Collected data

BEGIN

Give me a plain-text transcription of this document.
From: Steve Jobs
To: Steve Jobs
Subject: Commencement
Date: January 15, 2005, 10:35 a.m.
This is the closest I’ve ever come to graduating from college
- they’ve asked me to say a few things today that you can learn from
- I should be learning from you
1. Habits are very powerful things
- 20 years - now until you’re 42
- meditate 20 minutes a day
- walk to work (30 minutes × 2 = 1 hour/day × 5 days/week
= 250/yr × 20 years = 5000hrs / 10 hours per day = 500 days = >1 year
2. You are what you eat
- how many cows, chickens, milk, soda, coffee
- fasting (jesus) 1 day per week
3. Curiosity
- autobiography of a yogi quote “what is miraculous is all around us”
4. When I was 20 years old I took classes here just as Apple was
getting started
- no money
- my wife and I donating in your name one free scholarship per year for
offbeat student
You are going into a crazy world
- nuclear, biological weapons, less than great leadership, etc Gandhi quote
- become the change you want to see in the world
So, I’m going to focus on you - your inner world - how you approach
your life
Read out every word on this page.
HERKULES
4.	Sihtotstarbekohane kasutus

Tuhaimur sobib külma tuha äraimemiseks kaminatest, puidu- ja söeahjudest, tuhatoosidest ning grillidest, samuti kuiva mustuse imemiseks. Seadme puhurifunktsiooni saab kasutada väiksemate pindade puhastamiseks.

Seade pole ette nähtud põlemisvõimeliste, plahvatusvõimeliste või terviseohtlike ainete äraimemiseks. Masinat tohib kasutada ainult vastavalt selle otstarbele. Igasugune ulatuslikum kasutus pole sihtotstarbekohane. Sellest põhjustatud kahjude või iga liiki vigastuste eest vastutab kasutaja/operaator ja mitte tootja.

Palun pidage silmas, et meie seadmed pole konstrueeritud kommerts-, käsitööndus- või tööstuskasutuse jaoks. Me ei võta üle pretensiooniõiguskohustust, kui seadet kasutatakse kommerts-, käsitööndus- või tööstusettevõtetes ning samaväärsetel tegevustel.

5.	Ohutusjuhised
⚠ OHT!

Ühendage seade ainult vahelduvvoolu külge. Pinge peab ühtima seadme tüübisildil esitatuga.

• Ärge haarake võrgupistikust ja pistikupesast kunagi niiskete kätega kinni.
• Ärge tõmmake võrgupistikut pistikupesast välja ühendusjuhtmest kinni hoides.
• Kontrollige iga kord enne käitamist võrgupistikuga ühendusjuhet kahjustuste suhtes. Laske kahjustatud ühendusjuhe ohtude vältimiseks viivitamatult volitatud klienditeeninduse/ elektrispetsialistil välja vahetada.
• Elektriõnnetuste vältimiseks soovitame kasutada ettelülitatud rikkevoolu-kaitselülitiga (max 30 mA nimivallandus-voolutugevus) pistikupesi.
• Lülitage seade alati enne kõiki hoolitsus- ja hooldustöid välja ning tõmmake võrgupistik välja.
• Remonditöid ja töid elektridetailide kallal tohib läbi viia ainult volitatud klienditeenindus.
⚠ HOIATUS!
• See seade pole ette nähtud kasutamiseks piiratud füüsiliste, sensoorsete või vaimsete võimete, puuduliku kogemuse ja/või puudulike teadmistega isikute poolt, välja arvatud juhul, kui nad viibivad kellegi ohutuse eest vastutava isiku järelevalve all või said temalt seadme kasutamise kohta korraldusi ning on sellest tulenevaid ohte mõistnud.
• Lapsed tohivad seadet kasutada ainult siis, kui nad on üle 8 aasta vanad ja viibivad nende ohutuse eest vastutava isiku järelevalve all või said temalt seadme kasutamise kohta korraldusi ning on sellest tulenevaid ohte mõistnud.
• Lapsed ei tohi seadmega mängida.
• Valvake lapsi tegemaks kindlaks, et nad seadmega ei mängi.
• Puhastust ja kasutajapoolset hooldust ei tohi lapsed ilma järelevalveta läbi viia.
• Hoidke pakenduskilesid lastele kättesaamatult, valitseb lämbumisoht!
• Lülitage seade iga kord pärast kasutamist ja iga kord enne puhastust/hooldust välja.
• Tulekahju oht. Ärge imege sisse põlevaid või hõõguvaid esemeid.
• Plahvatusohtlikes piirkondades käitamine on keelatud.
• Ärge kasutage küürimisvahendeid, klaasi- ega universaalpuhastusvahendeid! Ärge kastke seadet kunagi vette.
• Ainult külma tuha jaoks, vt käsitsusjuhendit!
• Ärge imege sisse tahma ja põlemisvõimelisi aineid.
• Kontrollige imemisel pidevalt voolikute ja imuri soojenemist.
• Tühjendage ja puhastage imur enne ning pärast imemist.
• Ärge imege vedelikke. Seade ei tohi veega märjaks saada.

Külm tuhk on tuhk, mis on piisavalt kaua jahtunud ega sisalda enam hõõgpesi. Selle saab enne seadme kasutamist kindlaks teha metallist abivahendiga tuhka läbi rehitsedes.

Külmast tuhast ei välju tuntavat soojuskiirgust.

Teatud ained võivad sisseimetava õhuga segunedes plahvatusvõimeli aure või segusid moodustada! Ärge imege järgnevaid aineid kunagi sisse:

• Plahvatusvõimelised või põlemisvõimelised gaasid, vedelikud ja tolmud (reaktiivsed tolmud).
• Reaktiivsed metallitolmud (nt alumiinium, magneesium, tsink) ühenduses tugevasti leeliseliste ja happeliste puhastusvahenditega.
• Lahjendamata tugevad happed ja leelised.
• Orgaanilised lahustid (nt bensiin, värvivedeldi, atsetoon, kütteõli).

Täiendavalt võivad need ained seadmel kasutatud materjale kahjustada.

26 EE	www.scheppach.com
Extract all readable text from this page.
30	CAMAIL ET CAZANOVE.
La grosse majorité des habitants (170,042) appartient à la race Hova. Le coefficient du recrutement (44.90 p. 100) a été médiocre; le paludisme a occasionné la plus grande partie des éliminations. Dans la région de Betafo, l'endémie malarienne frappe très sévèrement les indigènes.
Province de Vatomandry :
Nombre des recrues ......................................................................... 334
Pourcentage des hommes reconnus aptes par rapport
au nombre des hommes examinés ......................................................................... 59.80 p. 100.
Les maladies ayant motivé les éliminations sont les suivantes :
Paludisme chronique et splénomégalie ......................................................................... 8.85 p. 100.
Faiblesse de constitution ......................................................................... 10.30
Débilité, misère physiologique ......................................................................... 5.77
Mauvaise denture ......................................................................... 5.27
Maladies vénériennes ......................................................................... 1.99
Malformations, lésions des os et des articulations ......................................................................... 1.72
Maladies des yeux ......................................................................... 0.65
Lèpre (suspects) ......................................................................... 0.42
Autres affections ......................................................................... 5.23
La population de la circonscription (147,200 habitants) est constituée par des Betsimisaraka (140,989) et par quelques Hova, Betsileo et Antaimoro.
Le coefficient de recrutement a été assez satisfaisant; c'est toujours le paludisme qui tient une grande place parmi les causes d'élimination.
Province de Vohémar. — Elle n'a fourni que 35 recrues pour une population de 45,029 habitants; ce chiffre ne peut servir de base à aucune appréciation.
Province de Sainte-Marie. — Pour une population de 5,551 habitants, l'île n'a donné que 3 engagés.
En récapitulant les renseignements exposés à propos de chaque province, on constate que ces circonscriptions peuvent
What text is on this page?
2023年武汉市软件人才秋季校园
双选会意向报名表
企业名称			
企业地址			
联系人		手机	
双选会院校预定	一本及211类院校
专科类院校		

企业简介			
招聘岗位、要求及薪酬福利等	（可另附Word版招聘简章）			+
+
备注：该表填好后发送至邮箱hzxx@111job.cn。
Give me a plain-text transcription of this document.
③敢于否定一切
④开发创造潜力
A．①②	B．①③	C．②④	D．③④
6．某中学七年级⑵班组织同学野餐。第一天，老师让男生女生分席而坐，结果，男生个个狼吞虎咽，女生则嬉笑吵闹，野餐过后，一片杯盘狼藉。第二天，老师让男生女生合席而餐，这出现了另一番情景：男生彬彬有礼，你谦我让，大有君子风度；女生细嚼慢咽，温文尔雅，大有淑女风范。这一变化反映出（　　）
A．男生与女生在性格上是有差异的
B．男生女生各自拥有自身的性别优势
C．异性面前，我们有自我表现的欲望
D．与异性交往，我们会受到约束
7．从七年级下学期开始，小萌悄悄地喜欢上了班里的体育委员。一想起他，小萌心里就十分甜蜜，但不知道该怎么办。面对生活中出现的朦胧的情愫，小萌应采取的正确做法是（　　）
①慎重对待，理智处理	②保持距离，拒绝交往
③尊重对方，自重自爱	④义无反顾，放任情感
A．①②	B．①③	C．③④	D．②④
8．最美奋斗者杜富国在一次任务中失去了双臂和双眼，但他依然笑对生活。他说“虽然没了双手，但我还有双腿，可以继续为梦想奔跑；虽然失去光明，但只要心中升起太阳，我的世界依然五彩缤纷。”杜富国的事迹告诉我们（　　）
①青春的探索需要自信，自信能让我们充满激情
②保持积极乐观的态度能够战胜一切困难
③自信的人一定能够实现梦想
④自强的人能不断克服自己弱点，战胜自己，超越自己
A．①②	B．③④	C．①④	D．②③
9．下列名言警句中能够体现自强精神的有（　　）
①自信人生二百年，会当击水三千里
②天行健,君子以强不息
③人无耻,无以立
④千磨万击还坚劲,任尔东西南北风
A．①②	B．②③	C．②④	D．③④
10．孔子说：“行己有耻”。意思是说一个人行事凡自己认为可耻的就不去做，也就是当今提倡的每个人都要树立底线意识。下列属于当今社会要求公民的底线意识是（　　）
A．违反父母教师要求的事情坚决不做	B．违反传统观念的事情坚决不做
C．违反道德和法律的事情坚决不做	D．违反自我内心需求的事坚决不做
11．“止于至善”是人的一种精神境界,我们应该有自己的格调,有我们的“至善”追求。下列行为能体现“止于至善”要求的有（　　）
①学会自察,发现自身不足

END

## Problem requirements
Make a list of all lines in the data that contain "eest".

## Task solution
Seade pole ette nähtud põlemisvõimeliste, plahvatusvõimeliste või terviseohtlike ainete äraimemiseks. Masinat tohib kasutada ainult vastavalt selle otstarbele. Igasugune ulatuslikum kasutus pole sihtotstarbekohane. Sellest põhjustatud kahjude või iga liiki vigastuste eest vastutab kasutaja/operaator ja mitte tootja.
• See seade pole ette nähtud kasutamiseks piiratud füüsiliste, sensoorsete või vaimsete võimete, puuduliku kogemuse ja/või puudulike teadmistega isikute poolt, välja arvatud juhul, kui nad viibivad kellegi ohutuse eest vastutava isiku järelevalve all või said temalt seadme kasutamise kohta korraldusi ning on sellest tulenevaid ohte mõistnud.
• Lapsed tohivad seadet kasutada ainult siis, kui nad on üle 8 aasta vanad ja viibivad nende ohutuse eest vastutava isiku järelevalve all või said temalt seadme kasutamise kohta korraldusi ning on sellest tulenevaid ohte mõistnud.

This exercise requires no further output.